*Given records:*
========================================================================
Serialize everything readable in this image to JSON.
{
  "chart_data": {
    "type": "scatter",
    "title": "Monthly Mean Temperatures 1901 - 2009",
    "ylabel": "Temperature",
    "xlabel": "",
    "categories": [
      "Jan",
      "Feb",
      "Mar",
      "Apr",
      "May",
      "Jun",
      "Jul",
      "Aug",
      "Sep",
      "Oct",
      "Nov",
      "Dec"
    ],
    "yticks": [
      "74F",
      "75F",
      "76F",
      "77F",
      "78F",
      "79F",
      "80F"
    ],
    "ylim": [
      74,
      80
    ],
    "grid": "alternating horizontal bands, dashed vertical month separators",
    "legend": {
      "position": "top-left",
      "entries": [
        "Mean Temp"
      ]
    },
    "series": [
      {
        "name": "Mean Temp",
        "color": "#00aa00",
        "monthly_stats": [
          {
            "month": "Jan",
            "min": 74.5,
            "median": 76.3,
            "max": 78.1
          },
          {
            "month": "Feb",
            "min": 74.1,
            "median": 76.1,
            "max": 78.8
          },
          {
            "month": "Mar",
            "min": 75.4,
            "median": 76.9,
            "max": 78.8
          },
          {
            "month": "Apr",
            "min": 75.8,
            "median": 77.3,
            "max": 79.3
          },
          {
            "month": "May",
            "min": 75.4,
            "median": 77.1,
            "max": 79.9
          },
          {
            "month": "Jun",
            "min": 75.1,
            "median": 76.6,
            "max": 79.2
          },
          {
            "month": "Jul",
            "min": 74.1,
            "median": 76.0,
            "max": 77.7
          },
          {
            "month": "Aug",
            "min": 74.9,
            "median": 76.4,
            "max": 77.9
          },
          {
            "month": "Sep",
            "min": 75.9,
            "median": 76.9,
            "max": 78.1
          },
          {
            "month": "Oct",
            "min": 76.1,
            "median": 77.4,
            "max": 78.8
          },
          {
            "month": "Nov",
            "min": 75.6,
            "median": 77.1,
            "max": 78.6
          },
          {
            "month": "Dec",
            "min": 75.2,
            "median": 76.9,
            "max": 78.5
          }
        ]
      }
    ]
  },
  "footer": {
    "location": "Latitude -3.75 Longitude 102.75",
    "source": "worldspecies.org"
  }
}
========================================================================
*What you should do:* From the data above, copy each line that holds "median".

*Expected answer:*
            "median": 76.3,
            "median": 76.1,
            "median": 76.9,
            "median": 77.3,
            "median": 77.1,
            "median": 76.6,
            "median": 76.0,
            "median": 76.4,
            "median": 76.9,
            "median": 77.4,
            "median": 77.1,
            "median": 76.9,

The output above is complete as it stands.